*** Source records
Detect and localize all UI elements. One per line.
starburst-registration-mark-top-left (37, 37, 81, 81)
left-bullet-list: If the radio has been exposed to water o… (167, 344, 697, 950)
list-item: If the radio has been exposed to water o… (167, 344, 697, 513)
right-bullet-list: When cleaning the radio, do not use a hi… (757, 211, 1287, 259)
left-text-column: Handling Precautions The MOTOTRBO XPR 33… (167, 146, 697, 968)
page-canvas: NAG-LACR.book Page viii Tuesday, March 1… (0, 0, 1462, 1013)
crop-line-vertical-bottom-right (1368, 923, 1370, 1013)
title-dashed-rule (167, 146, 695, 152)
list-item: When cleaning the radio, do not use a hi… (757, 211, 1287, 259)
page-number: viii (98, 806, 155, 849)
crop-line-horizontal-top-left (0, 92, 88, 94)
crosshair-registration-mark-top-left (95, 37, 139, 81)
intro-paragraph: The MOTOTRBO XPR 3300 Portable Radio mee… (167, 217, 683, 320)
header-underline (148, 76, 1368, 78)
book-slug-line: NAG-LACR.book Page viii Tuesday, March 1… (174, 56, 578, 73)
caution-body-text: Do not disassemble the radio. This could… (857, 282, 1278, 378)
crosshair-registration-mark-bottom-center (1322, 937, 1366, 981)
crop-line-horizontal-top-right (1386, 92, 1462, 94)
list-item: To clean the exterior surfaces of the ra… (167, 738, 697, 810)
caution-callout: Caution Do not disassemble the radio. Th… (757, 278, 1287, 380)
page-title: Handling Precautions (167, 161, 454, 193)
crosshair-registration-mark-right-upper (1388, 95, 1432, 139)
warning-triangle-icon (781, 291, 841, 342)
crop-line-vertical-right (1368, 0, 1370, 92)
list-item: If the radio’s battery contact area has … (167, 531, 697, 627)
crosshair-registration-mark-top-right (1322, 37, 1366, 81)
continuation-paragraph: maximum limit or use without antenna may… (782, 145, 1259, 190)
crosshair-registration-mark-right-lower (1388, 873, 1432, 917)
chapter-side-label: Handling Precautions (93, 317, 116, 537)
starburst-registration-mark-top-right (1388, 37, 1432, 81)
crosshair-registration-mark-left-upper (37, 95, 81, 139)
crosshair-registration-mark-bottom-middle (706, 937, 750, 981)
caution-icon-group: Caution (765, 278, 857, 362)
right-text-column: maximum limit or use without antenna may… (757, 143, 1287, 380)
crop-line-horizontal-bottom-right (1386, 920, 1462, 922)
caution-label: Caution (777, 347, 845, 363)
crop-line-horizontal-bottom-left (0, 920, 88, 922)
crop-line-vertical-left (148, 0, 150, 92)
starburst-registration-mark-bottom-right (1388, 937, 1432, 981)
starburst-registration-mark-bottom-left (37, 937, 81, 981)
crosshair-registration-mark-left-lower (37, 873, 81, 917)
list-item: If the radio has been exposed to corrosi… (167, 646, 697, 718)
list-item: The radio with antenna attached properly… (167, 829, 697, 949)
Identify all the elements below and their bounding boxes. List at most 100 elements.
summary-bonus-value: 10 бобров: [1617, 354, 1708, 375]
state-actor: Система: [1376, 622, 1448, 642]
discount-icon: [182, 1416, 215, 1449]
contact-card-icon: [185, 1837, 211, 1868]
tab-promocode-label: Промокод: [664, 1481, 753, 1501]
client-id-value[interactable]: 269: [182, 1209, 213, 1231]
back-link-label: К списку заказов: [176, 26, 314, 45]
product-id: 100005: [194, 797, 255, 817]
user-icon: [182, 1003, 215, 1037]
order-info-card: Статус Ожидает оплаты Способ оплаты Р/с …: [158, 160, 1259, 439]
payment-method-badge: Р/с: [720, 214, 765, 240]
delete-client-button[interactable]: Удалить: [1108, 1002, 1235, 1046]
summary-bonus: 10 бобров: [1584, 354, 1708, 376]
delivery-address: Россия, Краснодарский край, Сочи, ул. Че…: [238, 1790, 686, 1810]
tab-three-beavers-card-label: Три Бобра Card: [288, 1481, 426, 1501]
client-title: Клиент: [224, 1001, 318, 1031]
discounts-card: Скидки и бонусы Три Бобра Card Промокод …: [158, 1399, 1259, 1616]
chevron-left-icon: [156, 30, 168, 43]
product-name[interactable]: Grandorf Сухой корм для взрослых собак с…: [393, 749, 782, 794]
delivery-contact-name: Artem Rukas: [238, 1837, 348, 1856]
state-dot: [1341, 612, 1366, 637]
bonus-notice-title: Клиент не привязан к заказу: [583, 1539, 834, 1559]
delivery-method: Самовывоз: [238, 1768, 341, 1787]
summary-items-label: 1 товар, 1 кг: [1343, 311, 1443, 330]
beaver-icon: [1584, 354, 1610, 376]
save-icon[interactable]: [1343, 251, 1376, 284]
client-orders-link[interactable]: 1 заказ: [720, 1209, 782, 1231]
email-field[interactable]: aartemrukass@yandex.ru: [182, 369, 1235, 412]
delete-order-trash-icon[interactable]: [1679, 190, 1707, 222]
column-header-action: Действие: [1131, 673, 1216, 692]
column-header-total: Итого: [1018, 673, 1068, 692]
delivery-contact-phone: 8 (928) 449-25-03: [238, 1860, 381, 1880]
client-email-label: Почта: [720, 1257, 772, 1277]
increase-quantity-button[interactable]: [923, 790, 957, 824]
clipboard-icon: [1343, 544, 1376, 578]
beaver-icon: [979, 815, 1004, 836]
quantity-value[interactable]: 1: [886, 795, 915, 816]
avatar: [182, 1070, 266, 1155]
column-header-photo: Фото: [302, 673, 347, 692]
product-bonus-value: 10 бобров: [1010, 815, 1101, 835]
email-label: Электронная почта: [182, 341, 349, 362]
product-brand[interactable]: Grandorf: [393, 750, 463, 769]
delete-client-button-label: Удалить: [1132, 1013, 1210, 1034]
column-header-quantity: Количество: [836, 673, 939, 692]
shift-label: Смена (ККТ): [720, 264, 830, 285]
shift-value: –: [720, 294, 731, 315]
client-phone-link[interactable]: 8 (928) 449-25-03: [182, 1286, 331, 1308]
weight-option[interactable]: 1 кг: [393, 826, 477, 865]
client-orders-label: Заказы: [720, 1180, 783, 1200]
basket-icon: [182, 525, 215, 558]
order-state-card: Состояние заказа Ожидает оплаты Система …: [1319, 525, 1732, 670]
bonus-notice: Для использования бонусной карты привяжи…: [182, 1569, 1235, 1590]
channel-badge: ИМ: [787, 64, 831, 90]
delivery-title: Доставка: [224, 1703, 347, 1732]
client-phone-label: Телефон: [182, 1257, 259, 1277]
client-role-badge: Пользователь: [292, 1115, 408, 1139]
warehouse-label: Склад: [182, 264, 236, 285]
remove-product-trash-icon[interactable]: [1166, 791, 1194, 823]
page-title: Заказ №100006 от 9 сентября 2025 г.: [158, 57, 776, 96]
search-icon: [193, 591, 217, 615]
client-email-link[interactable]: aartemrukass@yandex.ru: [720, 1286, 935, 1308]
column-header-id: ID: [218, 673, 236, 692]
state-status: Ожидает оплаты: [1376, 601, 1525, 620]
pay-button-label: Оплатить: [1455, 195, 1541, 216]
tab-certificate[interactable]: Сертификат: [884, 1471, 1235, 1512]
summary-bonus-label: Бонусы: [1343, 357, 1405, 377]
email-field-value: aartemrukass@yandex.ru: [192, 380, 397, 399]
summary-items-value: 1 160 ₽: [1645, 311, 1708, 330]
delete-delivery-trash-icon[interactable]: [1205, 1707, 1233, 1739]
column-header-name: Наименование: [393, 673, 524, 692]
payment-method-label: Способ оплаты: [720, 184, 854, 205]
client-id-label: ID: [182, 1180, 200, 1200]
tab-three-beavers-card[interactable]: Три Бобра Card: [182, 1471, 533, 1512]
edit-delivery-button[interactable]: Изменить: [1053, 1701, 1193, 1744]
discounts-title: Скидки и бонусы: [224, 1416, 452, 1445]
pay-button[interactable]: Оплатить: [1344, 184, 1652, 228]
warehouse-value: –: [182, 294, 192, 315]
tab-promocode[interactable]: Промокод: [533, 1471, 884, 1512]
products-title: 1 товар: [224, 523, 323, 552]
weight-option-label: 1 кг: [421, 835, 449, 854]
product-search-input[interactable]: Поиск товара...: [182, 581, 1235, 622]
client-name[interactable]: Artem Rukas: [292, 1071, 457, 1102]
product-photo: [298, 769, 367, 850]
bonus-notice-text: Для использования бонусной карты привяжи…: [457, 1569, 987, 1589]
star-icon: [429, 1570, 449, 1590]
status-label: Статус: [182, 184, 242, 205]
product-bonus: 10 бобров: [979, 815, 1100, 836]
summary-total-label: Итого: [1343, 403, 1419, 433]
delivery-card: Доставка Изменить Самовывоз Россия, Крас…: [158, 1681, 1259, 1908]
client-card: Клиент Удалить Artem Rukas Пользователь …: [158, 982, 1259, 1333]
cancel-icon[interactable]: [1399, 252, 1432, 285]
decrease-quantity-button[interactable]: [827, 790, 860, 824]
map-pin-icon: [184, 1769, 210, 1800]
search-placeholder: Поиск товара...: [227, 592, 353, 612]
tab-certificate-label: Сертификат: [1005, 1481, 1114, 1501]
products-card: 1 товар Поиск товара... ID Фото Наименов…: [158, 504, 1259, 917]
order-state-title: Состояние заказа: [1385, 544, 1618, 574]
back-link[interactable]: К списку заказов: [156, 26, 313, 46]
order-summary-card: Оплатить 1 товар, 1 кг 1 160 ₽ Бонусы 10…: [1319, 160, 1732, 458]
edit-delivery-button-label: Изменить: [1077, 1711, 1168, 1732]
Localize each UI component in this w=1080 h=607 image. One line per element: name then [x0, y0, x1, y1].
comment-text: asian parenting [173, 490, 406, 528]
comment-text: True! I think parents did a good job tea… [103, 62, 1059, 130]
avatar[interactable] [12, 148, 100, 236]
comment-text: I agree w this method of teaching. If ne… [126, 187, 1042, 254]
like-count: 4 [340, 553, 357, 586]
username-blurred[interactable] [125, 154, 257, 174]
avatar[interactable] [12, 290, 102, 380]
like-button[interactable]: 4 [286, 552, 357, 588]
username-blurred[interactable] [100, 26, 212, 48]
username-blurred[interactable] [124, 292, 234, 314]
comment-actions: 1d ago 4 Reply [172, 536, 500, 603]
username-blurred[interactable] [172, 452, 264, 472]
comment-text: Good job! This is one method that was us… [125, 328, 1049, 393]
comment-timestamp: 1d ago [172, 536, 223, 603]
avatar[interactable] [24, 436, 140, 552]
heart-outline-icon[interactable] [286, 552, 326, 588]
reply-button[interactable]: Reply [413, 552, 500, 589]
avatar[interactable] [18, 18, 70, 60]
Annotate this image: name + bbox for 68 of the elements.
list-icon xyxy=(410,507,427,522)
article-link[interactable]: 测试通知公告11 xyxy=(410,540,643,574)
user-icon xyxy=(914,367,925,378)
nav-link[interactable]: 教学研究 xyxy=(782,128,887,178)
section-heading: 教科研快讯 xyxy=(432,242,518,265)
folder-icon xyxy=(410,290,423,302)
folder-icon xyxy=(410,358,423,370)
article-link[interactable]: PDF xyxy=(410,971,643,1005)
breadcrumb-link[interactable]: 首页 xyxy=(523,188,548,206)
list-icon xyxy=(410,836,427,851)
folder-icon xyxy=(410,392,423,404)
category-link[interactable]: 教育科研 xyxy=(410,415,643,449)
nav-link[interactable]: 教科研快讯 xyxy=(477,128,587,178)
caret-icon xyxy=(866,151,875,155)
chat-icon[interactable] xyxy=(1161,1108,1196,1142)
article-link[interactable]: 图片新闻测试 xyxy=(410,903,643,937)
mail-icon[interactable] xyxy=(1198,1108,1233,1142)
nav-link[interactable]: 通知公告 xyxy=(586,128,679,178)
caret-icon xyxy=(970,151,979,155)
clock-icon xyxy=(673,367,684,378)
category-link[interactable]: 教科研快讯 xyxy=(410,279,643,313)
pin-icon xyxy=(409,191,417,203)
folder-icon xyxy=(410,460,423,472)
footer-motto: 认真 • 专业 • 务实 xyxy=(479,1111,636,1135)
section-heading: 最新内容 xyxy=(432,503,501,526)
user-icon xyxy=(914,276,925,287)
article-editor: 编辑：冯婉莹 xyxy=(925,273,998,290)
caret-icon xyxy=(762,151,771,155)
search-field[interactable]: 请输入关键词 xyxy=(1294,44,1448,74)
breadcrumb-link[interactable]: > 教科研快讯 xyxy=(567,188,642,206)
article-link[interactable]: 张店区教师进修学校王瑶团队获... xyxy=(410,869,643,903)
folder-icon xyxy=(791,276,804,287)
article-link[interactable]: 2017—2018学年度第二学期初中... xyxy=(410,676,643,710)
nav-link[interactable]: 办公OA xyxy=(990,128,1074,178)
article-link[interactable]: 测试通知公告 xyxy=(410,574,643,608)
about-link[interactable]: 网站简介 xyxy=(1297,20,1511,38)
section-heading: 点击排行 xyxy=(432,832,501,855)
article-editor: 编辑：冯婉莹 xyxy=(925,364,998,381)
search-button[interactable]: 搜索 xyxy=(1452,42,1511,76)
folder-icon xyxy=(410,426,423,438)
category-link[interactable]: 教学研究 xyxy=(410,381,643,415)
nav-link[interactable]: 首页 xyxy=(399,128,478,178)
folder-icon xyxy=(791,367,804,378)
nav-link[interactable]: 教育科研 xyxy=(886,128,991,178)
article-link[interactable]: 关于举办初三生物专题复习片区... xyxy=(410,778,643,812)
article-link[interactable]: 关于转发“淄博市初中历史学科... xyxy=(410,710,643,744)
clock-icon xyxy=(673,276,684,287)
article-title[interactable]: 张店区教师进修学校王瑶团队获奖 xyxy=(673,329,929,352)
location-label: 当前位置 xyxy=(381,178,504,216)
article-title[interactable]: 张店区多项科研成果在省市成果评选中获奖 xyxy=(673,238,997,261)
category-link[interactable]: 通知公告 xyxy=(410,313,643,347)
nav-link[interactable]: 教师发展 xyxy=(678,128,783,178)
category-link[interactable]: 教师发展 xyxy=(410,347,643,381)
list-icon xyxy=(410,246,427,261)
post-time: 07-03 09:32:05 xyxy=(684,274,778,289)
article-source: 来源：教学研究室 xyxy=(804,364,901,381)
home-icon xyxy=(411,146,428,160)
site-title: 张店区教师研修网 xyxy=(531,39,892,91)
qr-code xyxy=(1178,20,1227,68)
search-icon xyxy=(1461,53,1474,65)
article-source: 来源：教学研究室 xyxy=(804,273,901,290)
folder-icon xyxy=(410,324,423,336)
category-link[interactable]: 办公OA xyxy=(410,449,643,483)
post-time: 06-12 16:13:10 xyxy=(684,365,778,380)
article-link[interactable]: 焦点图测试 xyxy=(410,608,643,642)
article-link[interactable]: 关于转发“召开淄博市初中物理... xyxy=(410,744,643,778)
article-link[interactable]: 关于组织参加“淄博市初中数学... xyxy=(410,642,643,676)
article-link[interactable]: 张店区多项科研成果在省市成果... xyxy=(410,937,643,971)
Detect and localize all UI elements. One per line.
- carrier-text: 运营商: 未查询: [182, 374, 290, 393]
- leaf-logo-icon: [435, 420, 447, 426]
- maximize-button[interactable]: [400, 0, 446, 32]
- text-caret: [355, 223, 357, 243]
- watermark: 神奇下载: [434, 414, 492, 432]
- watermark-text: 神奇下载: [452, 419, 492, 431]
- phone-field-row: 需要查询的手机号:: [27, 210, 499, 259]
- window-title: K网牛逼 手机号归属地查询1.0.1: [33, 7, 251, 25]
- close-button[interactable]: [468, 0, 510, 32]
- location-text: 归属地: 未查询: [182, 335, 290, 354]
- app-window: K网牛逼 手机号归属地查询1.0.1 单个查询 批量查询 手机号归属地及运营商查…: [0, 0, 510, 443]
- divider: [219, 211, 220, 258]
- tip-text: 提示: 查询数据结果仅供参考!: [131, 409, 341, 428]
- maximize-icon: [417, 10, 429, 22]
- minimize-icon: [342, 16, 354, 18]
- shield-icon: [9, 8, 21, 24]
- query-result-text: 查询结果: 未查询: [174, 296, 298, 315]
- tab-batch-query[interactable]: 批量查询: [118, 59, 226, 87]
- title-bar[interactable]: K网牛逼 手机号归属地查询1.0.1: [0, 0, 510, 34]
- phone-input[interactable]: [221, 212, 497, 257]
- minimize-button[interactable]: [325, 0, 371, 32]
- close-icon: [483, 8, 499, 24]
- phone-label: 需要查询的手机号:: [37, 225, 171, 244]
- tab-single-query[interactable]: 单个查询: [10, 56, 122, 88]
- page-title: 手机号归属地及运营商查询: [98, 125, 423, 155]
******
**What the task asks**
Write out the entries verbatim, from the start through the line containing "list-item: To clean", with both ends included.

**Response for this exercise**
Detect and localize all UI elements. One per line.
starburst-registration-mark-top-left (37, 37, 81, 81)
left-bullet-list: If the radio has been exposed to water o… (167, 344, 697, 950)
list-item: If the radio has been exposed to water o… (167, 344, 697, 513)
right-bullet-list: When cleaning the radio, do not use a hi… (757, 211, 1287, 259)
left-text-column: Handling Precautions The MOTOTRBO XPR 33… (167, 146, 697, 968)
page-canvas: NAG-LACR.book Page viii Tuesday, March 1… (0, 0, 1462, 1013)
crop-line-vertical-bottom-right (1368, 923, 1370, 1013)
title-dashed-rule (167, 146, 695, 152)
list-item: When cleaning the radio, do not use a hi… (757, 211, 1287, 259)
page-number: viii (98, 806, 155, 849)
crop-line-horizontal-top-left (0, 92, 88, 94)
crosshair-registration-mark-top-left (95, 37, 139, 81)
intro-paragraph: The MOTOTRBO XPR 3300 Portable Radio mee… (167, 217, 683, 320)
header-underline (148, 76, 1368, 78)
book-slug-line: NAG-LACR.book Page viii Tuesday, March 1… (174, 56, 578, 73)
caution-body-text: Do not disassemble the radio. This could… (857, 282, 1278, 378)
crosshair-registration-mark-bottom-center (1322, 937, 1366, 981)
crop-line-horizontal-top-right (1386, 92, 1462, 94)
list-item: To clean the exterior surfaces of the ra… (167, 738, 697, 810)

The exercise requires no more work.